■ WHAT THE EXERCISE ASKS
Find how many lines of the listing include the string "discuss", and report only that figure.

=======

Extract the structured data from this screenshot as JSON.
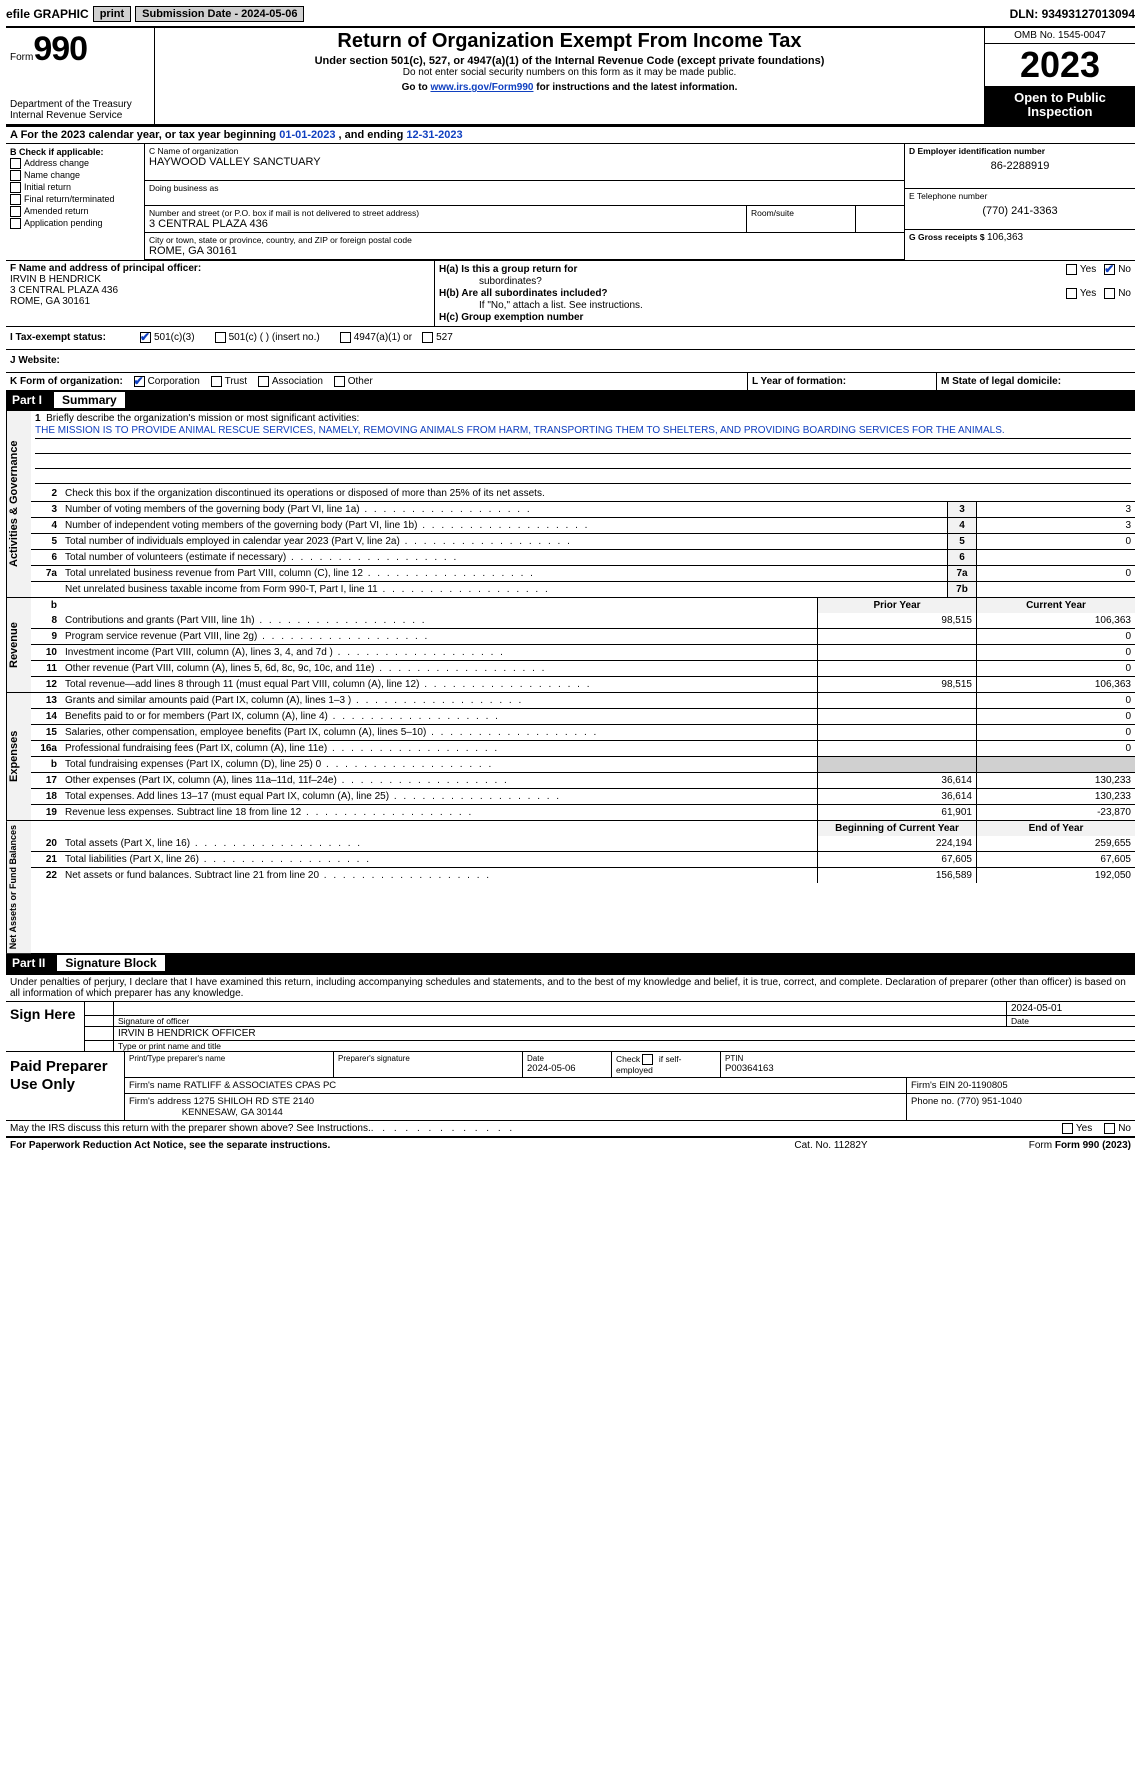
{
  "topbar": {
    "efile": "efile GRAPHIC",
    "print": "print",
    "subdate_label": "Submission Date - ",
    "subdate": "2024-05-06",
    "dln_label": "DLN: ",
    "dln": "93493127013094"
  },
  "header": {
    "form_word": "Form",
    "form_num": "990",
    "title": "Return of Organization Exempt From Income Tax",
    "sub": "Under section 501(c), 527, or 4947(a)(1) of the Internal Revenue Code (except private foundations)",
    "ssn": "Do not enter social security numbers on this form as it may be made public.",
    "goto_pre": "Go to ",
    "goto_link": "www.irs.gov/Form990",
    "goto_post": " for instructions and the latest information.",
    "dept1": "Department of the Treasury",
    "dept2": "Internal Revenue Service",
    "omb": "OMB No. 1545-0047",
    "year": "2023",
    "otp1": "Open to Public",
    "otp2": "Inspection"
  },
  "rowA": {
    "pre": "A For the 2023 calendar year, or tax year beginning ",
    "begin": "01-01-2023",
    "mid": " , and ending ",
    "end": "12-31-2023"
  },
  "colB": {
    "title": "B Check if applicable:",
    "items": [
      "Address change",
      "Name change",
      "Initial return",
      "Final return/terminated",
      "Amended return",
      "Application pending"
    ]
  },
  "colC": {
    "name_label": "C Name of organization",
    "name": "HAYWOOD VALLEY SANCTUARY",
    "dba_label": "Doing business as",
    "addr_label": "Number and street (or P.O. box if mail is not delivered to street address)",
    "addr": "3 CENTRAL PLAZA 436",
    "room_label": "Room/suite",
    "city_label": "City or town, state or province, country, and ZIP or foreign postal code",
    "city": "ROME, GA  30161"
  },
  "colD": {
    "ein_label": "D Employer identification number",
    "ein": "86-2288919",
    "tel_label": "E Telephone number",
    "tel": "(770) 241-3363",
    "gross_label": "G Gross receipts $ ",
    "gross": "106,363"
  },
  "rowF": {
    "label": "F  Name and address of principal officer:",
    "name": "IRVIN B HENDRICK",
    "addr1": "3 CENTRAL PLAZA 436",
    "addr2": "ROME, GA  30161"
  },
  "rowH": {
    "ha": "H(a)  Is this a group return for",
    "ha2": "subordinates?",
    "hb": "H(b)  Are all subordinates included?",
    "hb2": "If \"No,\" attach a list. See instructions.",
    "hc": "H(c)  Group exemption number ",
    "yes": "Yes",
    "no": "No"
  },
  "rowI": {
    "label": "I    Tax-exempt status:",
    "o1": "501(c)(3)",
    "o2": "501(c) (  ) (insert no.)",
    "o3": "4947(a)(1) or",
    "o4": "527"
  },
  "rowJ": {
    "label": "J    Website:"
  },
  "rowK": {
    "k": "K Form of organization:",
    "k1": "Corporation",
    "k2": "Trust",
    "k3": "Association",
    "k4": "Other",
    "l": "L Year of formation:",
    "m": "M State of legal domicile:"
  },
  "part1": {
    "num": "Part I",
    "title": "Summary"
  },
  "tabs": {
    "ag": "Activities & Governance",
    "rev": "Revenue",
    "exp": "Expenses",
    "na": "Net Assets or\nFund Balances"
  },
  "mission": {
    "num": "1",
    "label": "Briefly describe the organization's mission or most significant activities:",
    "text": "THE MISSION IS TO PROVIDE ANIMAL RESCUE SERVICES, NAMELY, REMOVING ANIMALS FROM HARM, TRANSPORTING THEM TO SHELTERS, AND PROVIDING BOARDING SERVICES FOR THE ANIMALS."
  },
  "lines_ag": [
    {
      "n": "2",
      "t": "Check this box     if the organization discontinued its operations or disposed of more than 25% of its net assets.",
      "box": "",
      "v": ""
    },
    {
      "n": "3",
      "t": "Number of voting members of the governing body (Part VI, line 1a)",
      "box": "3",
      "v": "3"
    },
    {
      "n": "4",
      "t": "Number of independent voting members of the governing body (Part VI, line 1b)",
      "box": "4",
      "v": "3"
    },
    {
      "n": "5",
      "t": "Total number of individuals employed in calendar year 2023 (Part V, line 2a)",
      "box": "5",
      "v": "0"
    },
    {
      "n": "6",
      "t": "Total number of volunteers (estimate if necessary)",
      "box": "6",
      "v": ""
    },
    {
      "n": "7a",
      "t": "Total unrelated business revenue from Part VIII, column (C), line 12",
      "box": "7a",
      "v": "0"
    },
    {
      "n": "",
      "t": "Net unrelated business taxable income from Form 990-T, Part I, line 11",
      "box": "7b",
      "v": ""
    }
  ],
  "pycy_hdr": {
    "n": "b",
    "py": "Prior Year",
    "cy": "Current Year"
  },
  "lines_rev": [
    {
      "n": "8",
      "t": "Contributions and grants (Part VIII, line 1h)",
      "py": "98,515",
      "cy": "106,363"
    },
    {
      "n": "9",
      "t": "Program service revenue (Part VIII, line 2g)",
      "py": "",
      "cy": "0"
    },
    {
      "n": "10",
      "t": "Investment income (Part VIII, column (A), lines 3, 4, and 7d )",
      "py": "",
      "cy": "0"
    },
    {
      "n": "11",
      "t": "Other revenue (Part VIII, column (A), lines 5, 6d, 8c, 9c, 10c, and 11e)",
      "py": "",
      "cy": "0"
    },
    {
      "n": "12",
      "t": "Total revenue—add lines 8 through 11 (must equal Part VIII, column (A), line 12)",
      "py": "98,515",
      "cy": "106,363"
    }
  ],
  "lines_exp": [
    {
      "n": "13",
      "t": "Grants and similar amounts paid (Part IX, column (A), lines 1–3 )",
      "py": "",
      "cy": "0"
    },
    {
      "n": "14",
      "t": "Benefits paid to or for members (Part IX, column (A), line 4)",
      "py": "",
      "cy": "0"
    },
    {
      "n": "15",
      "t": "Salaries, other compensation, employee benefits (Part IX, column (A), lines 5–10)",
      "py": "",
      "cy": "0"
    },
    {
      "n": "16a",
      "t": "Professional fundraising fees (Part IX, column (A), line 11e)",
      "py": "",
      "cy": "0"
    },
    {
      "n": "b",
      "t": "Total fundraising expenses (Part IX, column (D), line 25) 0",
      "py": "shade",
      "cy": "shade"
    },
    {
      "n": "17",
      "t": "Other expenses (Part IX, column (A), lines 11a–11d, 11f–24e)",
      "py": "36,614",
      "cy": "130,233"
    },
    {
      "n": "18",
      "t": "Total expenses. Add lines 13–17 (must equal Part IX, column (A), line 25)",
      "py": "36,614",
      "cy": "130,233"
    },
    {
      "n": "19",
      "t": "Revenue less expenses. Subtract line 18 from line 12",
      "py": "61,901",
      "cy": "-23,870"
    }
  ],
  "na_hdr": {
    "py": "Beginning of Current Year",
    "cy": "End of Year"
  },
  "lines_na": [
    {
      "n": "20",
      "t": "Total assets (Part X, line 16)",
      "py": "224,194",
      "cy": "259,655"
    },
    {
      "n": "21",
      "t": "Total liabilities (Part X, line 26)",
      "py": "67,605",
      "cy": "67,605"
    },
    {
      "n": "22",
      "t": "Net assets or fund balances. Subtract line 21 from line 20",
      "py": "156,589",
      "cy": "192,050"
    }
  ],
  "part2": {
    "num": "Part II",
    "title": "Signature Block"
  },
  "sig": {
    "decl": "Under penalties of perjury, I declare that I have examined this return, including accompanying schedules and statements, and to the best of my knowledge and belief, it is true, correct, and complete. Declaration of preparer (other than officer) is based on all information of which preparer has any knowledge.",
    "sign_here": "Sign Here",
    "sig_officer": "Signature of officer",
    "date": "2024-05-01",
    "date_l": "Date",
    "officer": "IRVIN B HENDRICK  OFFICER",
    "type_l": "Type or print name and title"
  },
  "paid": {
    "label": "Paid Preparer Use Only",
    "c1": "Print/Type preparer's name",
    "c2": "Preparer's signature",
    "c3_l": "Date",
    "c3_v": "2024-05-06",
    "c4": "Check      if self-employed",
    "c5_l": "PTIN",
    "c5_v": "P00364163",
    "firm_l": "Firm's name    ",
    "firm_v": "RATLIFF & ASSOCIATES CPAS PC",
    "fein_l": "Firm's EIN  ",
    "fein_v": "20-1190805",
    "faddr_l": "Firm's address ",
    "faddr_v1": "1275 SHILOH RD STE 2140",
    "faddr_v2": "KENNESAW, GA  30144",
    "phone_l": "Phone no. ",
    "phone_v": "(770) 951-1040"
  },
  "discuss": {
    "q": "May the IRS discuss this return with the preparer shown above? See Instructions.",
    "yes": "Yes",
    "no": "No"
  },
  "footer": {
    "pra": "For Paperwork Reduction Act Notice, see the separate instructions.",
    "cat": "Cat. No. 11282Y",
    "form": "Form 990 (2023)"
  }
}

=======

■ REPLY
2